● Aim of the task
Locate all lines with the word "dönüştürme" and copy them out.

● Source records
— begin —

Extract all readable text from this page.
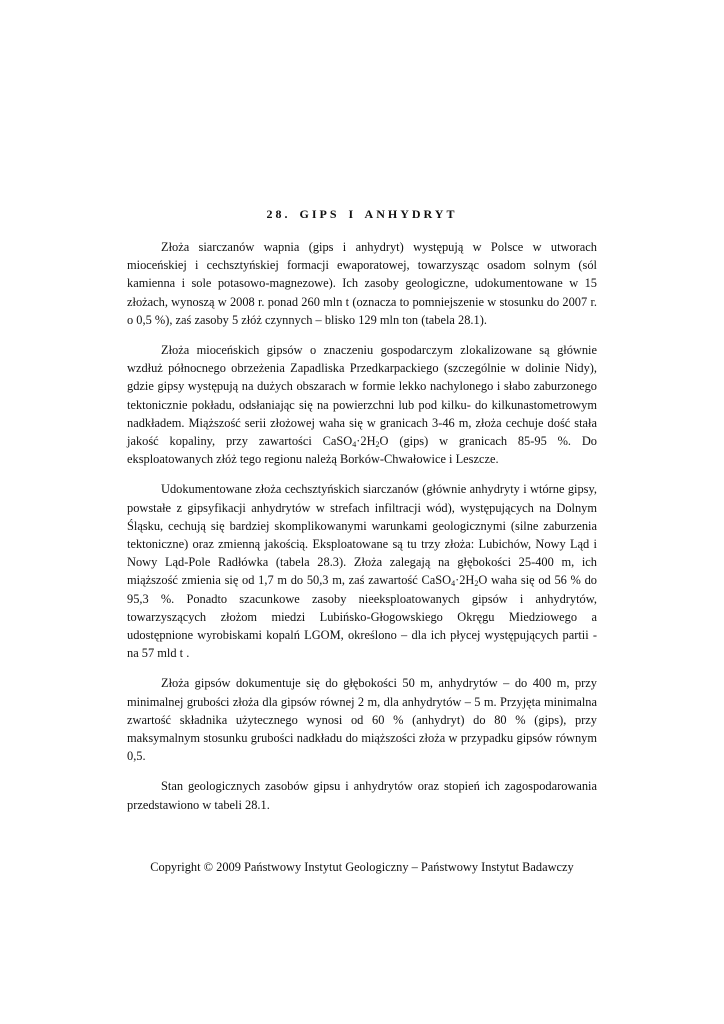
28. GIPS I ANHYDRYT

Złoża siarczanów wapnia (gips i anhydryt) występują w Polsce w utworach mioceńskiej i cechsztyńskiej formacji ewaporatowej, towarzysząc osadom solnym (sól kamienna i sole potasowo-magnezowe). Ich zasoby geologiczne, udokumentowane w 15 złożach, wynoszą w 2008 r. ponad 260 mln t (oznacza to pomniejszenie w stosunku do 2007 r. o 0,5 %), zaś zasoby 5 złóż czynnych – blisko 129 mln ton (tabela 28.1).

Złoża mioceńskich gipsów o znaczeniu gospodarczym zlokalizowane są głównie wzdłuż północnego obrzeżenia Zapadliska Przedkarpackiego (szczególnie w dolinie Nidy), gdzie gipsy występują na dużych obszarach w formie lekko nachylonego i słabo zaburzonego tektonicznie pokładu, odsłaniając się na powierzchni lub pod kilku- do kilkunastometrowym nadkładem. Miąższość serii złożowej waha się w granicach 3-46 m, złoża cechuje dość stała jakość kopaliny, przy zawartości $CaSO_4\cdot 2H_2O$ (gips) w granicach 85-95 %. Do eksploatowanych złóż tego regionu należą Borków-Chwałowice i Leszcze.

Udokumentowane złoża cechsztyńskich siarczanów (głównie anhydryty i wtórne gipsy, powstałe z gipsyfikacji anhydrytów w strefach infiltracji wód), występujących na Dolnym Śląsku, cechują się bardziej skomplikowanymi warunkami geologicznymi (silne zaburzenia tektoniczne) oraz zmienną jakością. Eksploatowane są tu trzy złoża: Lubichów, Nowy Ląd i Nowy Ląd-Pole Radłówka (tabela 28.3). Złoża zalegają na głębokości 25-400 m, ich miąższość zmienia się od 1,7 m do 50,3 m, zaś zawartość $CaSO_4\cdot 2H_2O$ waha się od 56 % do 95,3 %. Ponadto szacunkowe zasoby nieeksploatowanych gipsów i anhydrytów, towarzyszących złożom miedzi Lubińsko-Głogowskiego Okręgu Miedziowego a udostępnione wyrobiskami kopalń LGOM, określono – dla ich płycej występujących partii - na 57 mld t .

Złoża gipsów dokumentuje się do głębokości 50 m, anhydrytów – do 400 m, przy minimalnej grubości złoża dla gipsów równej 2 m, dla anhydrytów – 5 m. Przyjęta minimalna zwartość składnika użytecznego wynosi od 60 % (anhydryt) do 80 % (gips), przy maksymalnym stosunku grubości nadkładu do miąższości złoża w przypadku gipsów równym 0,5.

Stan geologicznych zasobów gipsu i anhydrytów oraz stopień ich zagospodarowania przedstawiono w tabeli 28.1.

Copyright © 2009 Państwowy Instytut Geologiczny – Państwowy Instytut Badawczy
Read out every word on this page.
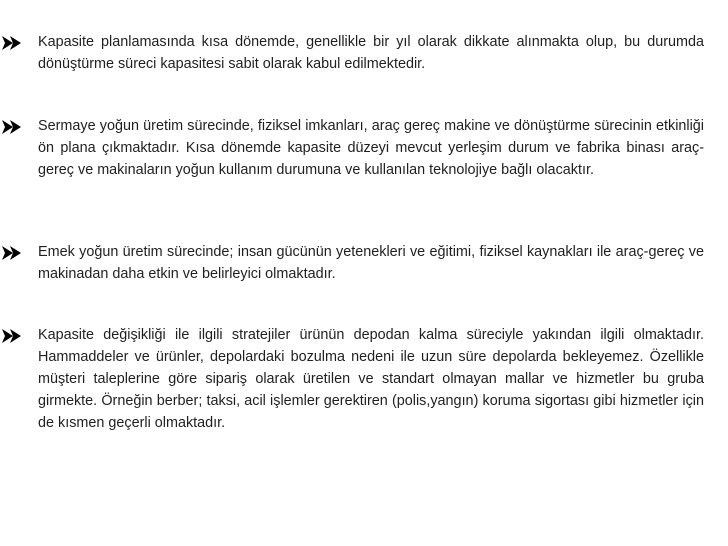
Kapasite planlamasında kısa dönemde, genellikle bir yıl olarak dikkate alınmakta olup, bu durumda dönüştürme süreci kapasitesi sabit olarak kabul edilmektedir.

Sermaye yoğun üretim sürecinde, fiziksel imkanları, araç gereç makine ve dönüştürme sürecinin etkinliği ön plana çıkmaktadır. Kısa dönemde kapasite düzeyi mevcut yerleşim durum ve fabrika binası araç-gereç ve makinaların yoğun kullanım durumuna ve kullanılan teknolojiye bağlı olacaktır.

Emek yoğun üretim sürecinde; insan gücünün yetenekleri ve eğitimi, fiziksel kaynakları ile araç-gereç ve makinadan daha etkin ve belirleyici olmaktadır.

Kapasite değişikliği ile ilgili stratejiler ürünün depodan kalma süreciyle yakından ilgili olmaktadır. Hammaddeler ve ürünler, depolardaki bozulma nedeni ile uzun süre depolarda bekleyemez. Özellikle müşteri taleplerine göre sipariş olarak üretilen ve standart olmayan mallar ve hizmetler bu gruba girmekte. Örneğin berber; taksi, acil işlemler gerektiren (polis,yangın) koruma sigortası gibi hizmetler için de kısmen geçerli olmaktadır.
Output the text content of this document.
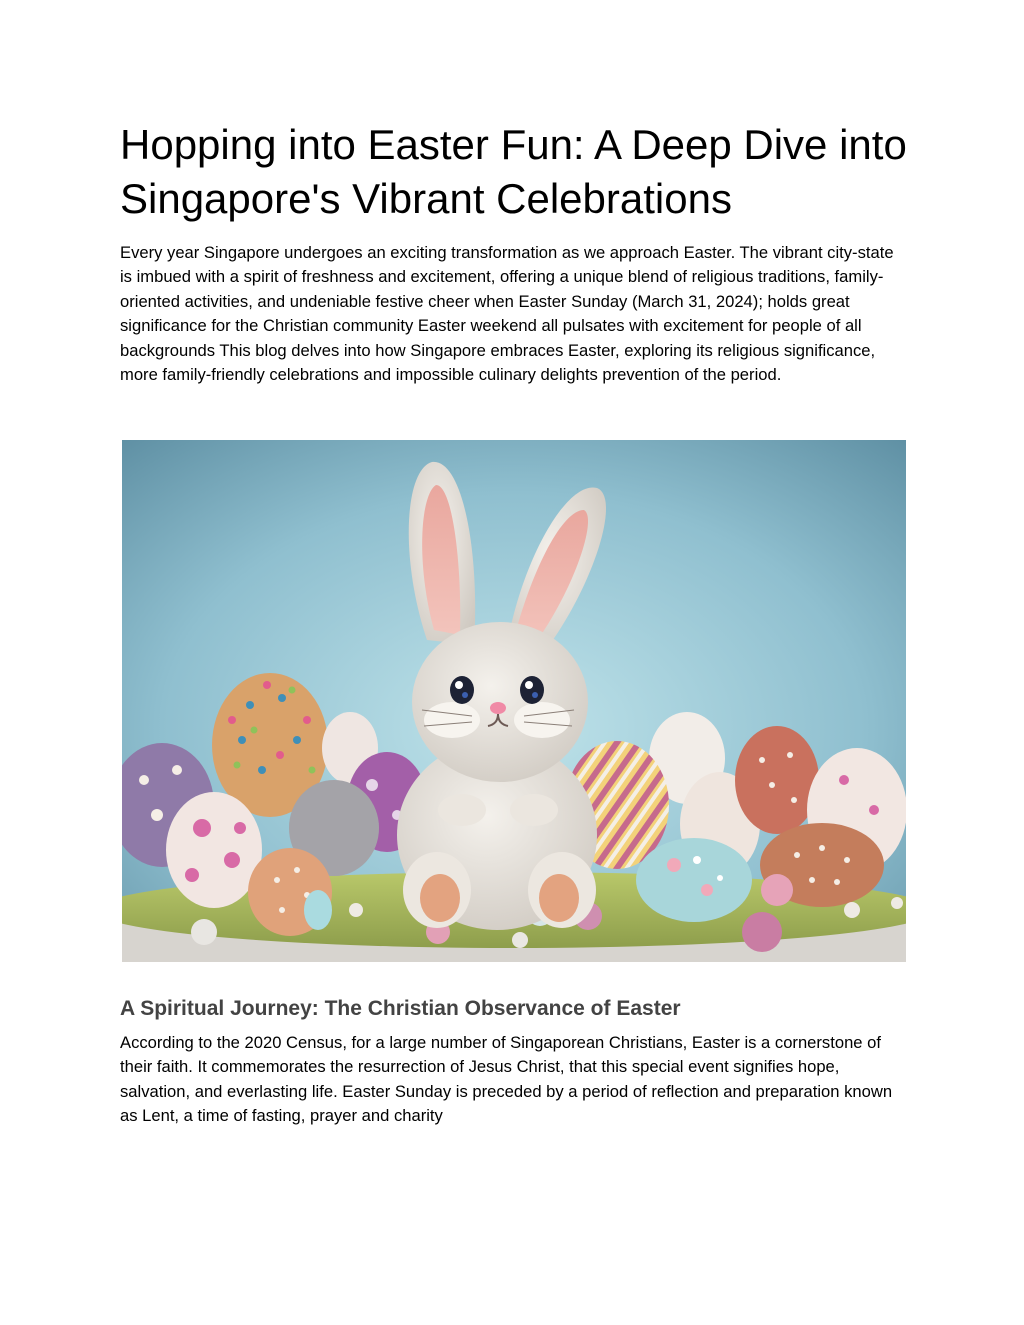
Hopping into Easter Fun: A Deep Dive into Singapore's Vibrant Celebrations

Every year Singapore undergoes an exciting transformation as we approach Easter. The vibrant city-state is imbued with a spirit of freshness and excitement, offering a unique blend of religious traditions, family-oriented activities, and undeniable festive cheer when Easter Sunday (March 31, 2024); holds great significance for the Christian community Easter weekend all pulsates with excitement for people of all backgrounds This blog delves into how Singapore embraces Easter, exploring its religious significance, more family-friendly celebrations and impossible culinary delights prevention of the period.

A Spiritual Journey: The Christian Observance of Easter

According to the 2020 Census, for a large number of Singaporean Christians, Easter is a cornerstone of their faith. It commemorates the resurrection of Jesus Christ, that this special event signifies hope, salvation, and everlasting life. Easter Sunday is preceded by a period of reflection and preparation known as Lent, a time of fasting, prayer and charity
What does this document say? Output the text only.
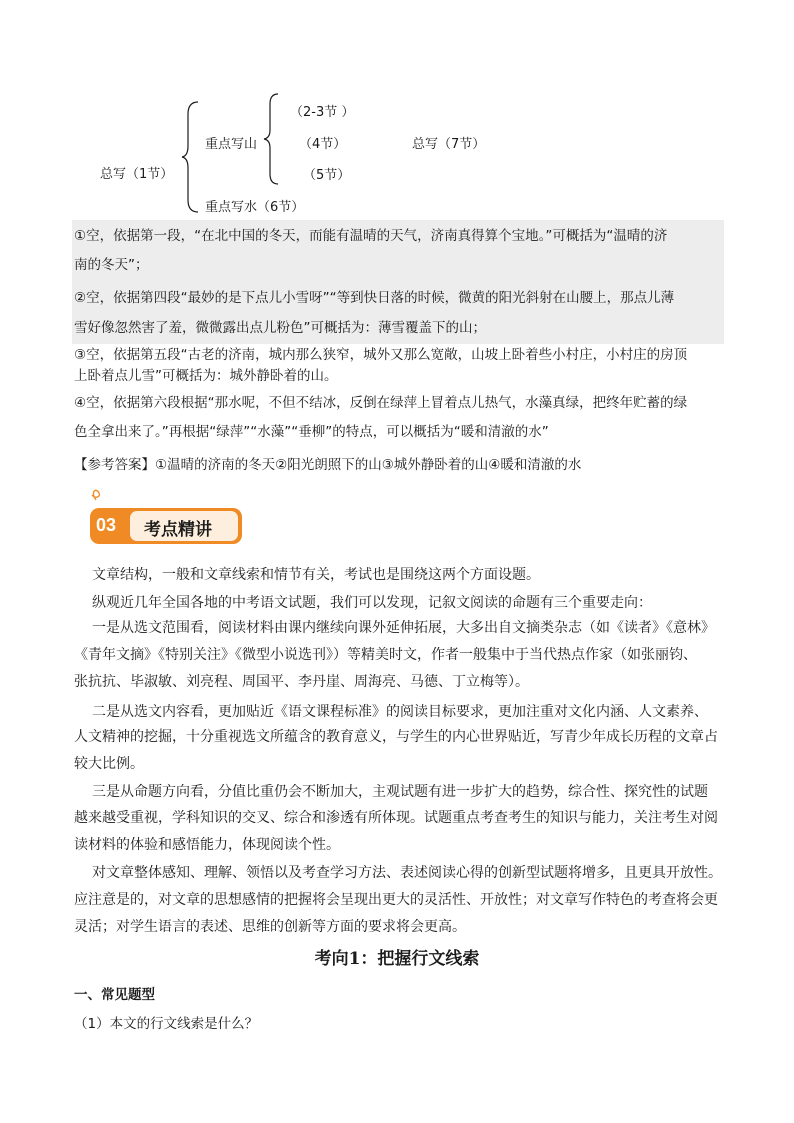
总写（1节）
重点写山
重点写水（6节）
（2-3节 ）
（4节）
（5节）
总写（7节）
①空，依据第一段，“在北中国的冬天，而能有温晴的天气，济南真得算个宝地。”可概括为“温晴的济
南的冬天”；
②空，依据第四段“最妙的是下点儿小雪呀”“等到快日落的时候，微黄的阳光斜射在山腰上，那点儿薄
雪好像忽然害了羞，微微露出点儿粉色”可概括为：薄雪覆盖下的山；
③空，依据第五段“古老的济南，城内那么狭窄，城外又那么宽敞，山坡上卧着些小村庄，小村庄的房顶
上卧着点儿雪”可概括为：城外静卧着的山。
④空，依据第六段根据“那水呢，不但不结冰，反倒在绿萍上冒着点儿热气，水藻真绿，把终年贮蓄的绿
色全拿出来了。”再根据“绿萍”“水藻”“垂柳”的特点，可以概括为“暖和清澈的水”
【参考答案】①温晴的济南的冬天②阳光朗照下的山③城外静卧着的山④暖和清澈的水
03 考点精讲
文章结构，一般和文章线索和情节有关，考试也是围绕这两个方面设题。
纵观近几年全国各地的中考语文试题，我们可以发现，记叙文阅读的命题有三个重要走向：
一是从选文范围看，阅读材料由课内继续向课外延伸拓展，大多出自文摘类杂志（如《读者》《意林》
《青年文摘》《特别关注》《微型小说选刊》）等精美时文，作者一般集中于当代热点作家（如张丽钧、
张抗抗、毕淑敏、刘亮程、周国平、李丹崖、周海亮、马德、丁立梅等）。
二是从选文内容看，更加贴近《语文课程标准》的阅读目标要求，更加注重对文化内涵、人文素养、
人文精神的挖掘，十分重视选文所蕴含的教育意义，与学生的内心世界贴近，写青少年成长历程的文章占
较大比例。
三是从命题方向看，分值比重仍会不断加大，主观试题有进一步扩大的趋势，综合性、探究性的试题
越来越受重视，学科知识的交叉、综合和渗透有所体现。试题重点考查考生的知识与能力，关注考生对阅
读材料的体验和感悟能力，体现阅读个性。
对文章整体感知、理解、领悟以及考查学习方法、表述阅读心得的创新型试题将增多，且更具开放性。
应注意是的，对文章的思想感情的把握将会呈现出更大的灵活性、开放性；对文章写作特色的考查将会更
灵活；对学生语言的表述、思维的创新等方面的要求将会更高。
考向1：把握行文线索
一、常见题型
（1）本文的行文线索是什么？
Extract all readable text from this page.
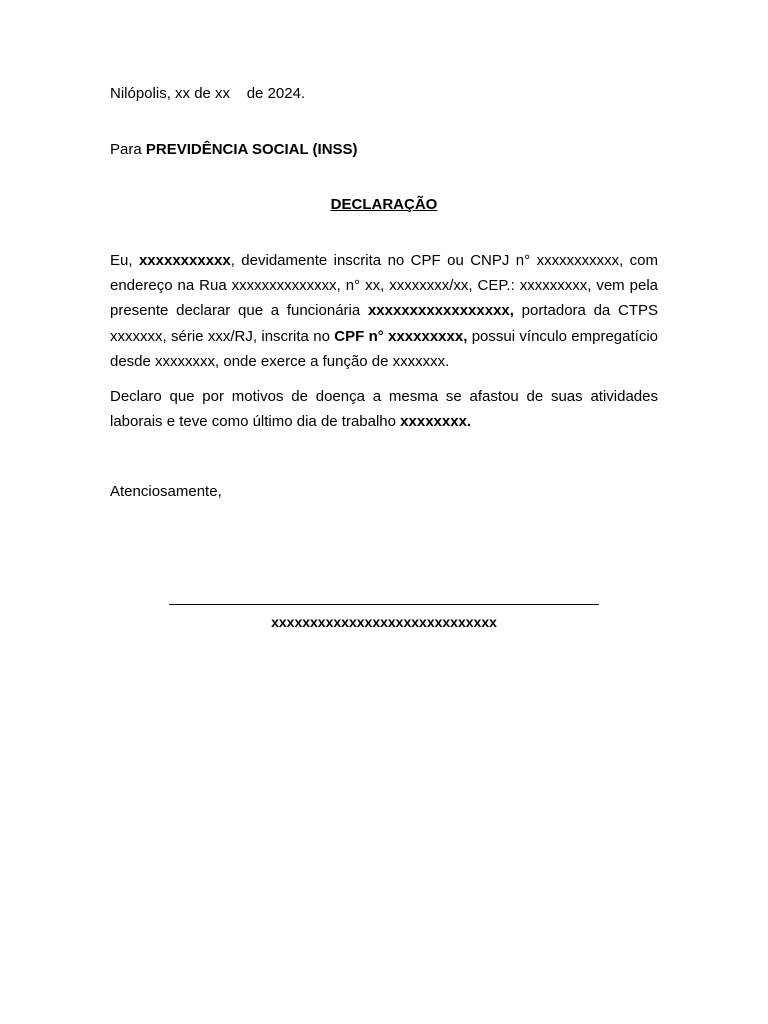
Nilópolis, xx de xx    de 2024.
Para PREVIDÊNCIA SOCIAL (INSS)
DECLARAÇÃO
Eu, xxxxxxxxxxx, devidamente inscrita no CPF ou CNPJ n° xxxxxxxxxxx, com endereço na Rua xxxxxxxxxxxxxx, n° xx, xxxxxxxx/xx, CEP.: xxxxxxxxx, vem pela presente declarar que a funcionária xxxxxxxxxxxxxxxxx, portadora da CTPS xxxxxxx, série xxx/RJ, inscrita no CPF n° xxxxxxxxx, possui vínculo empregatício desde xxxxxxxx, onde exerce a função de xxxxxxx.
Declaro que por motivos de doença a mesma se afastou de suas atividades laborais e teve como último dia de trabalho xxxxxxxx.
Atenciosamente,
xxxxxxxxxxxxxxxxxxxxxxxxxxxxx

— end —

● Reply to the task
Kapasite planlamasında kısa dönemde, genellikle bir yıl olarak dikkate alınmakta olup, bu durumda dönüştürme süreci kapasitesi sabit olarak kabul edilmektedir.
Sermaye yoğun üretim sürecinde, fiziksel imkanları, araç gereç makine ve dönüştürme sürecinin etkinliği ön plana çıkmaktadır. Kısa dönemde kapasite düzeyi mevcut yerleşim durum ve fabrika binası araç-gereç ve makinaların yoğun kullanım durumuna ve kullanılan teknolojiye bağlı olacaktır.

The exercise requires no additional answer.